**TASK TO CARRY OUT**
Reproduce each of the items below, line by line, without changing a single character.
DATASET RECORDS start
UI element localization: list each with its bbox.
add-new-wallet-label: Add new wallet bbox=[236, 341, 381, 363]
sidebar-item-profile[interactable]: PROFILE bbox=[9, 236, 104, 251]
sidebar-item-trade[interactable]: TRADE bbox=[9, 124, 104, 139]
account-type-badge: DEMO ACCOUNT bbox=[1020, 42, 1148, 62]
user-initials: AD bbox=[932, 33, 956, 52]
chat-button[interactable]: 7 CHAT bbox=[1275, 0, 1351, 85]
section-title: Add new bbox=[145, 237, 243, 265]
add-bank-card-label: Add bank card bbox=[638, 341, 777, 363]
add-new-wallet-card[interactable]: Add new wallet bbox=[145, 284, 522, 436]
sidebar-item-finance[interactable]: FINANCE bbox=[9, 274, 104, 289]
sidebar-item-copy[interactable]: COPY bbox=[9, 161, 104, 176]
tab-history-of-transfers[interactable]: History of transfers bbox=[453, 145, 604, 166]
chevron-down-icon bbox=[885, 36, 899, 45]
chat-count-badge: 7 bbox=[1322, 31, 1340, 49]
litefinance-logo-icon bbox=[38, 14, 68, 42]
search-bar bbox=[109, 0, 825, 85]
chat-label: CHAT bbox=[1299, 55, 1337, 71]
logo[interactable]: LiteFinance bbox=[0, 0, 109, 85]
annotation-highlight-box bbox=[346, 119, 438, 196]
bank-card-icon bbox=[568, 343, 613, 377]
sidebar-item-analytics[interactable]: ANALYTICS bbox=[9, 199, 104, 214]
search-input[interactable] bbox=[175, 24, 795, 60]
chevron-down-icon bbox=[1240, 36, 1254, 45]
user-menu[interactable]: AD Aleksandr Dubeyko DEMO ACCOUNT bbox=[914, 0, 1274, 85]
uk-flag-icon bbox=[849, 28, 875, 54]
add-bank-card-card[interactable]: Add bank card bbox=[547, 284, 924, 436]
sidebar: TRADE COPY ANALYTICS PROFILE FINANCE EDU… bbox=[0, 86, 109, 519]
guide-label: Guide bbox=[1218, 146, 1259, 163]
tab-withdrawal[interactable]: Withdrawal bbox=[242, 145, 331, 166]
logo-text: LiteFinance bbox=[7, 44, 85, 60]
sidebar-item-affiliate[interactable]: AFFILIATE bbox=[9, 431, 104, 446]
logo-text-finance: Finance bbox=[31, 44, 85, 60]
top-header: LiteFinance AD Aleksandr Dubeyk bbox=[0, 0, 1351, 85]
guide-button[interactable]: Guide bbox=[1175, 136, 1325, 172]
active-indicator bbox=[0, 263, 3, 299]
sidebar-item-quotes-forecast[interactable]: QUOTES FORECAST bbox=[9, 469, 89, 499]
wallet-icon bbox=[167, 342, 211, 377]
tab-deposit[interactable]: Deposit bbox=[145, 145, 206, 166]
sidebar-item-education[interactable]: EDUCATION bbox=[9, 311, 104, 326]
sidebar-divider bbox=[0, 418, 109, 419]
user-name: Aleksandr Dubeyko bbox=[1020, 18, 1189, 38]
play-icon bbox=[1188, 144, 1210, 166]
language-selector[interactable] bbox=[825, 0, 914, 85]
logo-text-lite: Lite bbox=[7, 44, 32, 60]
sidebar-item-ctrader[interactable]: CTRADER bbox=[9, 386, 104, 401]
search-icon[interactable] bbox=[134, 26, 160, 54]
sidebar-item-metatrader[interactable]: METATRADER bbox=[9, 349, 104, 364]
DATASET RECORDS end
**REPLY TO THE TASK**
UI element localization: list each with its bbox.
add-new-wallet-label: Add new wallet bbox=[236, 341, 381, 363]
sidebar-item-profile[interactable]: PROFILE bbox=[9, 236, 104, 251]
sidebar-item-trade[interactable]: TRADE bbox=[9, 124, 104, 139]
account-type-badge: DEMO ACCOUNT bbox=[1020, 42, 1148, 62]
user-initials: AD bbox=[932, 33, 956, 52]
chat-button[interactable]: 7 CHAT bbox=[1275, 0, 1351, 85]
section-title: Add new bbox=[145, 237, 243, 265]
add-bank-card-label: Add bank card bbox=[638, 341, 777, 363]
add-new-wallet-card[interactable]: Add new wallet bbox=[145, 284, 522, 436]
sidebar-item-finance[interactable]: FINANCE bbox=[9, 274, 104, 289]
sidebar-item-copy[interactable]: COPY bbox=[9, 161, 104, 176]
tab-history-of-transfers[interactable]: History of transfers bbox=[453, 145, 604, 166]
chevron-down-icon bbox=[885, 36, 899, 45]
chat-count-badge: 7 bbox=[1322, 31, 1340, 49]
litefinance-logo-icon bbox=[38, 14, 68, 42]
search-bar bbox=[109, 0, 825, 85]
chat-label: CHAT bbox=[1299, 55, 1337, 71]
logo[interactable]: LiteFinance bbox=[0, 0, 109, 85]
annotation-highlight-box bbox=[346, 119, 438, 196]
bank-card-icon bbox=[568, 343, 613, 377]
sidebar-item-analytics[interactable]: ANALYTICS bbox=[9, 199, 104, 214]
search-input[interactable] bbox=[175, 24, 795, 60]
chevron-down-icon bbox=[1240, 36, 1254, 45]
user-menu[interactable]: AD Aleksandr Dubeyko DEMO ACCOUNT bbox=[914, 0, 1274, 85]
uk-flag-icon bbox=[849, 28, 875, 54]
add-bank-card-card[interactable]: Add bank card bbox=[547, 284, 924, 436]
sidebar: TRADE COPY ANALYTICS PROFILE FINANCE EDU… bbox=[0, 86, 109, 519]
guide-label: Guide bbox=[1218, 146, 1259, 163]
tab-withdrawal[interactable]: Withdrawal bbox=[242, 145, 331, 166]
logo-text: LiteFinance bbox=[7, 44, 85, 60]
sidebar-item-affiliate[interactable]: AFFILIATE bbox=[9, 431, 104, 446]
logo-text-finance: Finance bbox=[31, 44, 85, 60]
top-header: LiteFinance AD Aleksandr Dubeyk bbox=[0, 0, 1351, 85]
guide-button[interactable]: Guide bbox=[1175, 136, 1325, 172]
active-indicator bbox=[0, 263, 3, 299]
sidebar-item-quotes-forecast[interactable]: QUOTES FORECAST bbox=[9, 469, 89, 499]
wallet-icon bbox=[167, 342, 211, 377]
tab-deposit[interactable]: Deposit bbox=[145, 145, 206, 166]
sidebar-item-education[interactable]: EDUCATION bbox=[9, 311, 104, 326]
sidebar-divider bbox=[0, 418, 109, 419]
user-name: Aleksandr Dubeyko bbox=[1020, 18, 1189, 38]
play-icon bbox=[1188, 144, 1210, 166]
language-selector[interactable] bbox=[825, 0, 914, 85]
logo-text-lite: Lite bbox=[7, 44, 32, 60]
sidebar-item-ctrader[interactable]: CTRADER bbox=[9, 386, 104, 401]
search-icon[interactable] bbox=[134, 26, 160, 54]
sidebar-item-metatrader[interactable]: METATRADER bbox=[9, 349, 104, 364]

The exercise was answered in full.